### What is being asked
Output every entry exactly as written, but omit the pictures.

### Material for the task

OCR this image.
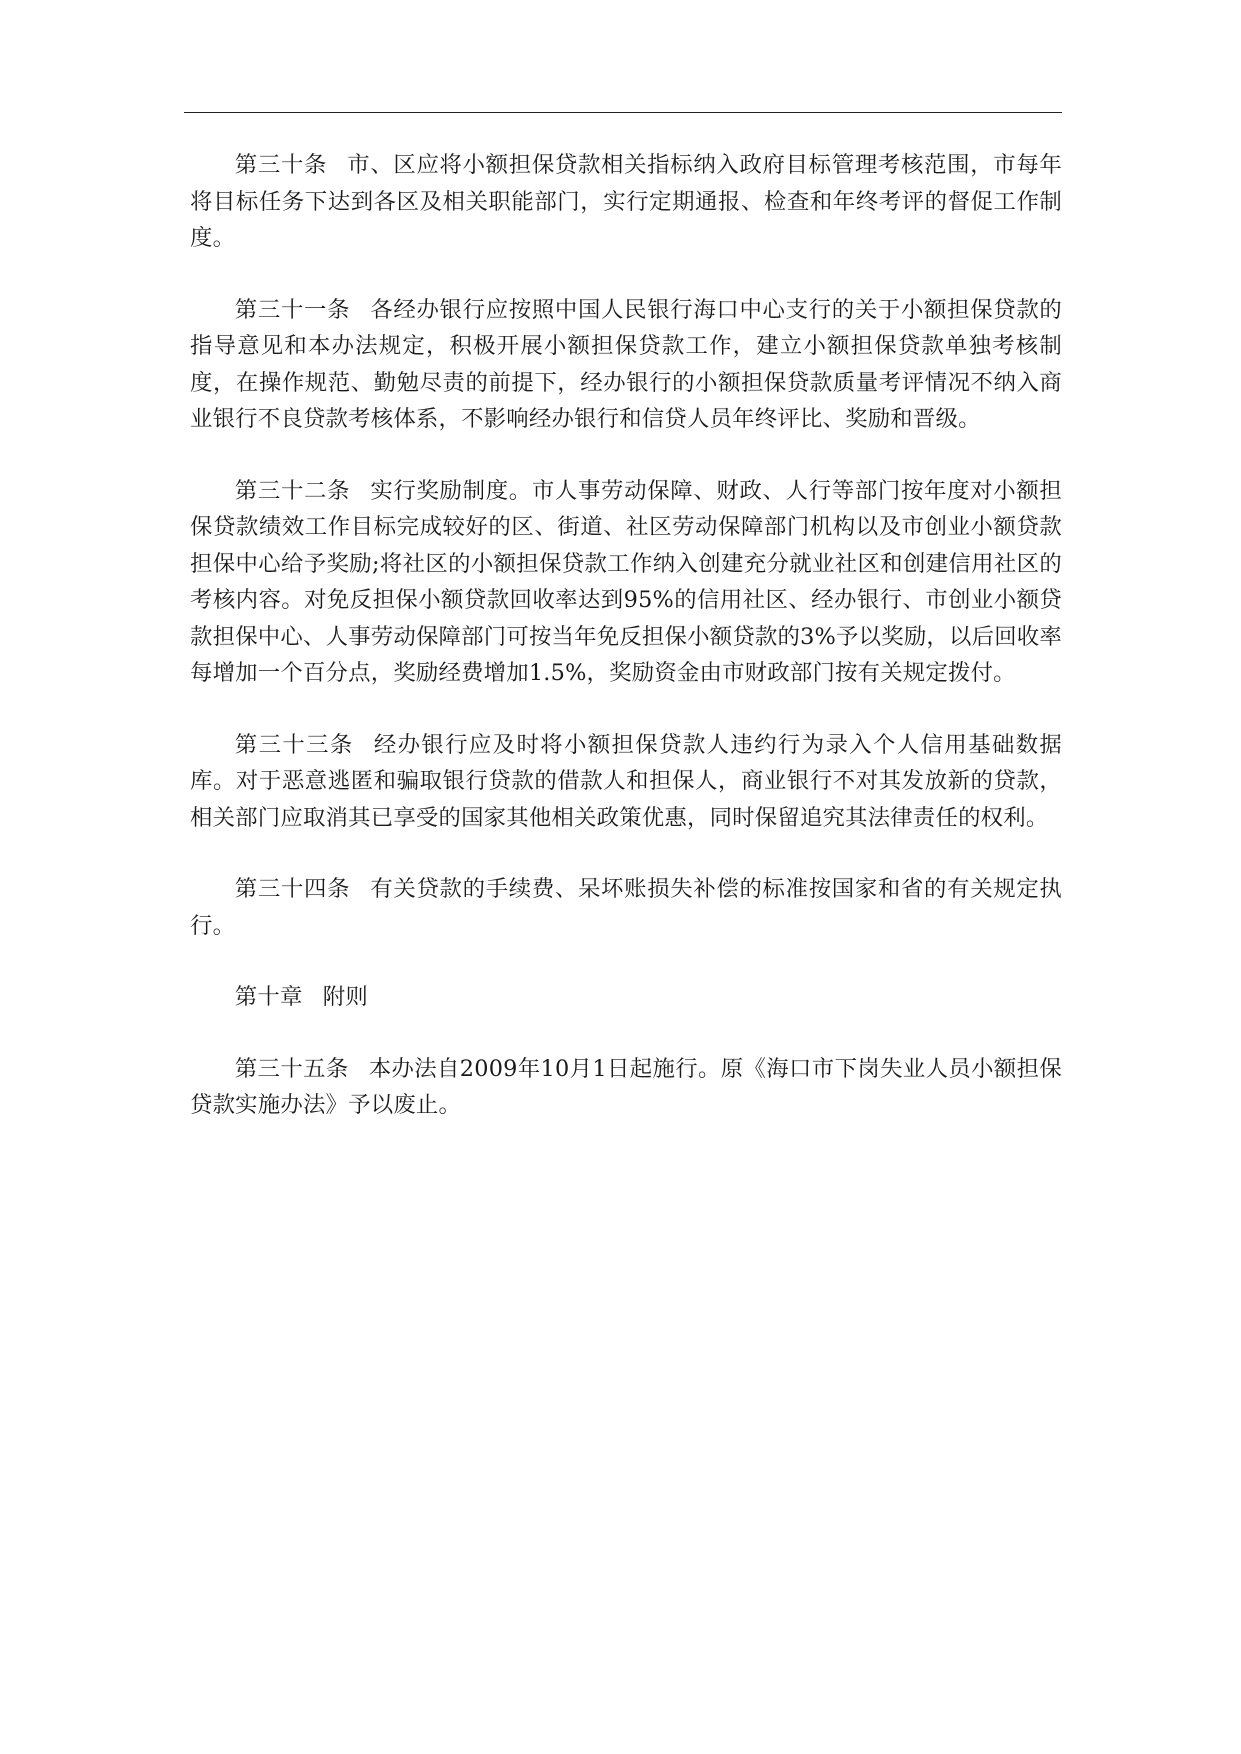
第三十条 市、区应将小额担保贷款相关指标纳入政府目标管理考核范围，市每年将目标任务下达到各区及相关职能部门，实行定期通报、检查和年终考评的督促工作制度。

第三十一条 各经办银行应按照中国人民银行海口中心支行的关于小额担保贷款的指导意见和本办法规定，积极开展小额担保贷款工作，建立小额担保贷款单独考核制度，在操作规范、勤勉尽责的前提下，经办银行的小额担保贷款质量考评情况不纳入商业银行不良贷款考核体系，不影响经办银行和信贷人员年终评比、奖励和晋级。

第三十二条 实行奖励制度。市人事劳动保障、财政、人行等部门按年度对小额担保贷款绩效工作目标完成较好的区、街道、社区劳动保障部门机构以及市创业小额贷款担保中心给予奖励;将社区的小额担保贷款工作纳入创建充分就业社区和创建信用社区的考核内容。对免反担保小额贷款回收率达到95%的信用社区、经办银行、市创业小额贷款担保中心、人事劳动保障部门可按当年免反担保小额贷款的3%予以奖励，以后回收率每增加一个百分点，奖励经费增加1.5%，奖励资金由市财政部门按有关规定拨付。

第三十三条 经办银行应及时将小额担保贷款人违约行为录入个人信用基础数据库。对于恶意逃匿和骗取银行贷款的借款人和担保人，商业银行不对其发放新的贷款，相关部门应取消其已享受的国家其他相关政策优惠，同时保留追究其法律责任的权利。

第三十四条 有关贷款的手续费、呆坏账损失补偿的标准按国家和省的有关规定执行。

第十章 附则

第三十五条 本办法自2009年10月1日起施行。原《海口市下岗失业人员小额担保贷款实施办法》予以废止。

### Reply
OCR this image.
第三十条 市、区应将小额担保贷款相关指标纳入政府目标管理考核范围，市每年将目标任务下达到各区及相关职能部门，实行定期通报、检查和年终考评的督促工作制度。

第三十一条 各经办银行应按照中国人民银行海口中心支行的关于小额担保贷款的指导意见和本办法规定，积极开展小额担保贷款工作，建立小额担保贷款单独考核制度，在操作规范、勤勉尽责的前提下，经办银行的小额担保贷款质量考评情况不纳入商业银行不良贷款考核体系，不影响经办银行和信贷人员年终评比、奖励和晋级。

第三十二条 实行奖励制度。市人事劳动保障、财政、人行等部门按年度对小额担保贷款绩效工作目标完成较好的区、街道、社区劳动保障部门机构以及市创业小额贷款担保中心给予奖励;将社区的小额担保贷款工作纳入创建充分就业社区和创建信用社区的考核内容。对免反担保小额贷款回收率达到95%的信用社区、经办银行、市创业小额贷款担保中心、人事劳动保障部门可按当年免反担保小额贷款的3%予以奖励，以后回收率每增加一个百分点，奖励经费增加1.5%，奖励资金由市财政部门按有关规定拨付。

第三十三条 经办银行应及时将小额担保贷款人违约行为录入个人信用基础数据库。对于恶意逃匿和骗取银行贷款的借款人和担保人，商业银行不对其发放新的贷款，相关部门应取消其已享受的国家其他相关政策优惠，同时保留追究其法律责任的权利。

第三十四条 有关贷款的手续费、呆坏账损失补偿的标准按国家和省的有关规定执行。

第十章 附则

第三十五条 本办法自2009年10月1日起施行。原《海口市下岗失业人员小额担保贷款实施办法》予以废止。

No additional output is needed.